Requirements - Report each line of the data that includes the word "nSetup".

Dataset records -
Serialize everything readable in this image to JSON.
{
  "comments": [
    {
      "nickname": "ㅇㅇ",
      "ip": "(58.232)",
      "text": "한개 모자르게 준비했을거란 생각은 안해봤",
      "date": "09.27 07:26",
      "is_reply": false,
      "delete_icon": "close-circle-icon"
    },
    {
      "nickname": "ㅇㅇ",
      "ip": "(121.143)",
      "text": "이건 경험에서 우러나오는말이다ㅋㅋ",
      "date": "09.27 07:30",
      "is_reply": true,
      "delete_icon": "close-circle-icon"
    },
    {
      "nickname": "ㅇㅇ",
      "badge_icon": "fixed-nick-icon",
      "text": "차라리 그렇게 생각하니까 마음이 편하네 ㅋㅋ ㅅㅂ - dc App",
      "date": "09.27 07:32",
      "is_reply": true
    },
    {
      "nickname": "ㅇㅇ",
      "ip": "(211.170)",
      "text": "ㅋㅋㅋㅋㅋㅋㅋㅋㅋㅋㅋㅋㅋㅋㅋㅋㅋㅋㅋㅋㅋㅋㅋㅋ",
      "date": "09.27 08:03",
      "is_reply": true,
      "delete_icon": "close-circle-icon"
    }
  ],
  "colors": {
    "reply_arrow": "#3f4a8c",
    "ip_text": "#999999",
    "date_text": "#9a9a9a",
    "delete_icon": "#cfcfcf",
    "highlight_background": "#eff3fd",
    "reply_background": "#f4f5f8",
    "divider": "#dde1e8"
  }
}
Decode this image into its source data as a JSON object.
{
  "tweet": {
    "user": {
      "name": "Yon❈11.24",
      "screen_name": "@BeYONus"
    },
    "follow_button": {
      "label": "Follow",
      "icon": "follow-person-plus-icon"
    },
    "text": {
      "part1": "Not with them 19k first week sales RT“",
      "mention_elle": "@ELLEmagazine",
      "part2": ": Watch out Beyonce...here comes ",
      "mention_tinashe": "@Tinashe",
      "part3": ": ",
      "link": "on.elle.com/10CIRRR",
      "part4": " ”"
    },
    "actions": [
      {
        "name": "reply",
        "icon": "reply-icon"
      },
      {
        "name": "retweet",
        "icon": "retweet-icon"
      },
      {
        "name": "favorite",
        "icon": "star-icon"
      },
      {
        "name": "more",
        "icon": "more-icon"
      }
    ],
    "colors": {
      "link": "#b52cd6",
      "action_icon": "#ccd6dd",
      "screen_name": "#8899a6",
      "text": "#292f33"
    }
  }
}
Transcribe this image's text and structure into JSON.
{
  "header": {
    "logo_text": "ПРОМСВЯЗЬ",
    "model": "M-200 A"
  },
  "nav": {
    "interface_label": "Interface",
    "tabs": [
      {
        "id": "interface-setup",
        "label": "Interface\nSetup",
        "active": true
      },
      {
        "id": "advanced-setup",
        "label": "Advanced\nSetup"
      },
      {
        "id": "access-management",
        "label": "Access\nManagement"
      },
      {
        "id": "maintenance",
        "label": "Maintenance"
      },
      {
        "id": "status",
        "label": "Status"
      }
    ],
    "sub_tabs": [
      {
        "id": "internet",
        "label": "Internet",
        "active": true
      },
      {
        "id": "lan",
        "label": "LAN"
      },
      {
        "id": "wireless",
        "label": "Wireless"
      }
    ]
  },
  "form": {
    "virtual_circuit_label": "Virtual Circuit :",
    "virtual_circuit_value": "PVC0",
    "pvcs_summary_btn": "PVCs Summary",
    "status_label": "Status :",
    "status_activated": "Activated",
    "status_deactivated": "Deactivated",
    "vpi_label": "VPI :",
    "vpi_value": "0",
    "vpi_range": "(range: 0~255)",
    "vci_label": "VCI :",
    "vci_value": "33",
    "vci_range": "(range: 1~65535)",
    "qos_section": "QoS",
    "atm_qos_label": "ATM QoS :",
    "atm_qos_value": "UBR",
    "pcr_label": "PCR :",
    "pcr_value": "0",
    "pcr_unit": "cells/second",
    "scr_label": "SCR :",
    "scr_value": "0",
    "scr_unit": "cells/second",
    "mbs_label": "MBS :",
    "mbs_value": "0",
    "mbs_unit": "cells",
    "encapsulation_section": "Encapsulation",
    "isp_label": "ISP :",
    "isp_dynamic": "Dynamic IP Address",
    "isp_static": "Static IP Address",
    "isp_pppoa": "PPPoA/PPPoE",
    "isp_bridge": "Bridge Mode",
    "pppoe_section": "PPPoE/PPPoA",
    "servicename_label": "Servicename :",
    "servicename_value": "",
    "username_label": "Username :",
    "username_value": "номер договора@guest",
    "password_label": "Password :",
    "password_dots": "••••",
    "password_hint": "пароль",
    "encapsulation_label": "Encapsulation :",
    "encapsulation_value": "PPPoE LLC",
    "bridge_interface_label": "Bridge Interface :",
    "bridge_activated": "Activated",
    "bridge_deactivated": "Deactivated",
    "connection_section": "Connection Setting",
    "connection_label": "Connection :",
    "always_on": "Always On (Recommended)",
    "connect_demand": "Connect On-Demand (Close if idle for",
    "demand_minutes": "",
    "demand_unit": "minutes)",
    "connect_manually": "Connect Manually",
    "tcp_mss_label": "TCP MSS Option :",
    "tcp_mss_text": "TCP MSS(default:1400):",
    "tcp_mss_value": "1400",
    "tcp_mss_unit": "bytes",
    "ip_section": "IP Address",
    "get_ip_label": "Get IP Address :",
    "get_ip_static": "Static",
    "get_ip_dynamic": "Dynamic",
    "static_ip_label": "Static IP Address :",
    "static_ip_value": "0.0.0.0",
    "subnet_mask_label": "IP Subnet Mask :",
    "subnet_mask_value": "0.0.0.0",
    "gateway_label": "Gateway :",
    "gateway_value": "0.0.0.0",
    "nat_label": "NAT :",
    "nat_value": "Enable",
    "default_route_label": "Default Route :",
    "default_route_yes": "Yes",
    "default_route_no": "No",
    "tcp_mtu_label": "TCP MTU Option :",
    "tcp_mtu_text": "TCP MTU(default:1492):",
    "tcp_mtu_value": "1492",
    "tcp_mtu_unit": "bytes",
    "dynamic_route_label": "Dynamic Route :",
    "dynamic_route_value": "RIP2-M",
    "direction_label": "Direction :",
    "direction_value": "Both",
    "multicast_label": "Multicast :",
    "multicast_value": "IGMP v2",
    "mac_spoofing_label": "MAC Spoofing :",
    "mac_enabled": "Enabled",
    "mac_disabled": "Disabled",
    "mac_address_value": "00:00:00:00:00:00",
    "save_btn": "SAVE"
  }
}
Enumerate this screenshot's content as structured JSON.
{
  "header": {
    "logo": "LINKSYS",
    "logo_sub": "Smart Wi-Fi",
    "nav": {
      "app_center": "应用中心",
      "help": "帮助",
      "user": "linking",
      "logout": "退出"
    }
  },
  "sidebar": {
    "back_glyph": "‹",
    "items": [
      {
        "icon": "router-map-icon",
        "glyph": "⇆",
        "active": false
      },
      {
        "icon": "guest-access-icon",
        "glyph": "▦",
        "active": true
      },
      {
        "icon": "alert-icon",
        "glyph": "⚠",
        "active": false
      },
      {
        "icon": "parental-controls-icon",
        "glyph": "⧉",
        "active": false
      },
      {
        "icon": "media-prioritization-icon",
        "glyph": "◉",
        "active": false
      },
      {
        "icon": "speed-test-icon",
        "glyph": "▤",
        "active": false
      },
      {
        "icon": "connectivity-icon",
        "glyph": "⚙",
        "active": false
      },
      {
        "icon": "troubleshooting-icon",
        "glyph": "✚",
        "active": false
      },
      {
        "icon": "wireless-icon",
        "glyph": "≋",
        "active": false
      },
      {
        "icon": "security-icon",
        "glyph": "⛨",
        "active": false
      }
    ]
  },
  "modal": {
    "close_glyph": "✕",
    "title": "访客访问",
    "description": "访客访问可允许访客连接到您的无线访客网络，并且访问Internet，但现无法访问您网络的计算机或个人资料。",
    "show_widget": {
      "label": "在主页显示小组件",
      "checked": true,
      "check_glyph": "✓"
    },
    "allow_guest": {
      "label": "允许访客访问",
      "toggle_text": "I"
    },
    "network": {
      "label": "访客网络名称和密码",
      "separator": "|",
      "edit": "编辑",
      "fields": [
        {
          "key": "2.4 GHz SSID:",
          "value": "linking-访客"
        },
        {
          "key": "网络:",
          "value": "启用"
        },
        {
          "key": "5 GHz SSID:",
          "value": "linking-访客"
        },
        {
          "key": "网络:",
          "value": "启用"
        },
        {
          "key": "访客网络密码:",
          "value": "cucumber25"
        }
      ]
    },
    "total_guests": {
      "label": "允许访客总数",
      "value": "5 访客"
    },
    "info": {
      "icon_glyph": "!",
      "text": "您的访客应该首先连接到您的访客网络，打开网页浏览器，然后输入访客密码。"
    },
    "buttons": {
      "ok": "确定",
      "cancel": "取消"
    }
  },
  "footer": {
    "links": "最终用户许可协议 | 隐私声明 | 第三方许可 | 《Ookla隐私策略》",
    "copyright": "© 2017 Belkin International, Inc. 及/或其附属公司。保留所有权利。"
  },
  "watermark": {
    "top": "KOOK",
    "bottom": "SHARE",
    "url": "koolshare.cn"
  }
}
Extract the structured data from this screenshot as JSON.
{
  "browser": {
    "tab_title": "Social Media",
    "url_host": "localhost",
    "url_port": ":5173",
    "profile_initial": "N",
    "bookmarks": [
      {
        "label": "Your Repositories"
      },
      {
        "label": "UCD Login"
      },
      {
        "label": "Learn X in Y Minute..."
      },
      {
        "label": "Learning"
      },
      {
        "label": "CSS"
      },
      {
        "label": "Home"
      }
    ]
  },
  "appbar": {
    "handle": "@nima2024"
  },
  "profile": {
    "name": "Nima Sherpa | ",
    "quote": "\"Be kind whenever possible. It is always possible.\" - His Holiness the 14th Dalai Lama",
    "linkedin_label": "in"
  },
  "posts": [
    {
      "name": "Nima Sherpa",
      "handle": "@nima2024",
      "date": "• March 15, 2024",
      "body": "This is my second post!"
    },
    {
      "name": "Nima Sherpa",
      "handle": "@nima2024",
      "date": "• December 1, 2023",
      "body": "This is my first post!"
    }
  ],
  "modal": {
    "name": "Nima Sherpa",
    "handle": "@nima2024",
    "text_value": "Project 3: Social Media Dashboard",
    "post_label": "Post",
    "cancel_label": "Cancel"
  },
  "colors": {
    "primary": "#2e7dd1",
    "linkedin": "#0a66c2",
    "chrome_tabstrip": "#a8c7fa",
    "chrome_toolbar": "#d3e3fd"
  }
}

Answer to this problem -
        "label": "Interface\nSetup",
        "label": "Advanced\nSetup"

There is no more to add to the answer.